Collection entries

----

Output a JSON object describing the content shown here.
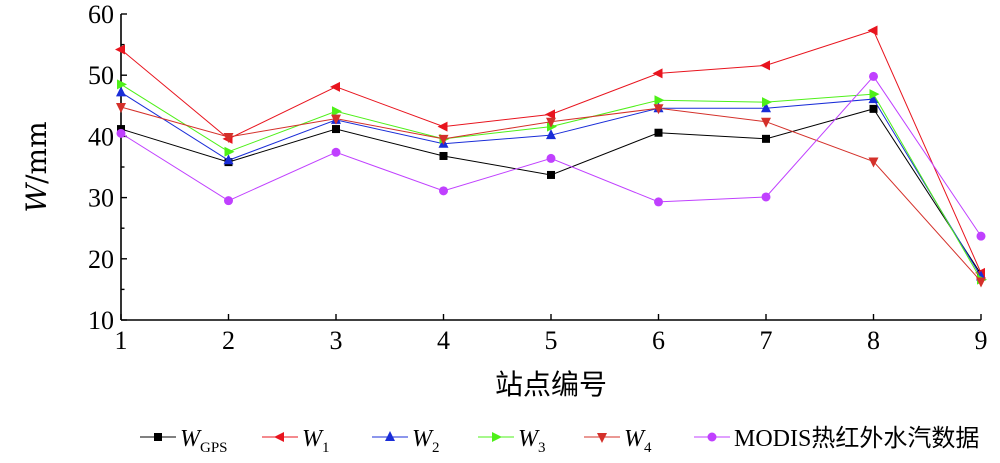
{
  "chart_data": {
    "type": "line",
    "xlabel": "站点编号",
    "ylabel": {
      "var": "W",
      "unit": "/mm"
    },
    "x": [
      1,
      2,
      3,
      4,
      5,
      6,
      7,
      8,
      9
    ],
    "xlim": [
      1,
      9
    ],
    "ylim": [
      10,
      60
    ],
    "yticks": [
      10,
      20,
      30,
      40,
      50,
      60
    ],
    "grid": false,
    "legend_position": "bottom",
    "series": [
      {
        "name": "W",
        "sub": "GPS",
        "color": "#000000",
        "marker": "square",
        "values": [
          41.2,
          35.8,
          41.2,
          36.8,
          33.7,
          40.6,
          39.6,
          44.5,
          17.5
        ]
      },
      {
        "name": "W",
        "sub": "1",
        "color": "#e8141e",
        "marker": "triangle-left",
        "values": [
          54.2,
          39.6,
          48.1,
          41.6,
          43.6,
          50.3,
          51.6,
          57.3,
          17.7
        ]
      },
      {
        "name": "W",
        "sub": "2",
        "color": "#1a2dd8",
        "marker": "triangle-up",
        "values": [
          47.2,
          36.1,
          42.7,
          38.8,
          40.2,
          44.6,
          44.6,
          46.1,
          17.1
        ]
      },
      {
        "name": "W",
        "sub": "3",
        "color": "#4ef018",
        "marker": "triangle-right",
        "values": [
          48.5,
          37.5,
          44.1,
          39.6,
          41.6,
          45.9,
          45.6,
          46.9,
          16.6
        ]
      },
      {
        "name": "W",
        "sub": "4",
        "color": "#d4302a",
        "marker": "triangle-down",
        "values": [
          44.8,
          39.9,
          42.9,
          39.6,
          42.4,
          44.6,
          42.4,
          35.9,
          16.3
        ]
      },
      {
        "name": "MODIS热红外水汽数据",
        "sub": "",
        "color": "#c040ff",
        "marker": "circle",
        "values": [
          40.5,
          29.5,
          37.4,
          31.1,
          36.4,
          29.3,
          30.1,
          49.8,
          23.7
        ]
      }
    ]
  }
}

----

> _What the task requires_
Reproduce every line above as written, skipping pictures.

> _Expected answer_
Output a JSON object describing the content shown here.
{
  "chart_data": {
    "type": "line",
    "xlabel": "站点编号",
    "ylabel": {
      "var": "W",
      "unit": "/mm"
    },
    "x": [
      1,
      2,
      3,
      4,
      5,
      6,
      7,
      8,
      9
    ],
    "xlim": [
      1,
      9
    ],
    "ylim": [
      10,
      60
    ],
    "yticks": [
      10,
      20,
      30,
      40,
      50,
      60
    ],
    "grid": false,
    "legend_position": "bottom",
    "series": [
      {
        "name": "W",
        "sub": "GPS",
        "color": "#000000",
        "marker": "square",
        "values": [
          41.2,
          35.8,
          41.2,
          36.8,
          33.7,
          40.6,
          39.6,
          44.5,
          17.5
        ]
      },
      {
        "name": "W",
        "sub": "1",
        "color": "#e8141e",
        "marker": "triangle-left",
        "values": [
          54.2,
          39.6,
          48.1,
          41.6,
          43.6,
          50.3,
          51.6,
          57.3,
          17.7
        ]
      },
      {
        "name": "W",
        "sub": "2",
        "color": "#1a2dd8",
        "marker": "triangle-up",
        "values": [
          47.2,
          36.1,
          42.7,
          38.8,
          40.2,
          44.6,
          44.6,
          46.1,
          17.1
        ]
      },
      {
        "name": "W",
        "sub": "3",
        "color": "#4ef018",
        "marker": "triangle-right",
        "values": [
          48.5,
          37.5,
          44.1,
          39.6,
          41.6,
          45.9,
          45.6,
          46.9,
          16.6
        ]
      },
      {
        "name": "W",
        "sub": "4",
        "color": "#d4302a",
        "marker": "triangle-down",
        "values": [
          44.8,
          39.9,
          42.9,
          39.6,
          42.4,
          44.6,
          42.4,
          35.9,
          16.3
        ]
      },
      {
        "name": "MODIS热红外水汽数据",
        "sub": "",
        "color": "#c040ff",
        "marker": "circle",
        "values": [
          40.5,
          29.5,
          37.4,
          31.1,
          36.4,
          29.3,
          30.1,
          49.8,
          23.7
        ]
      }
    ]
  }
}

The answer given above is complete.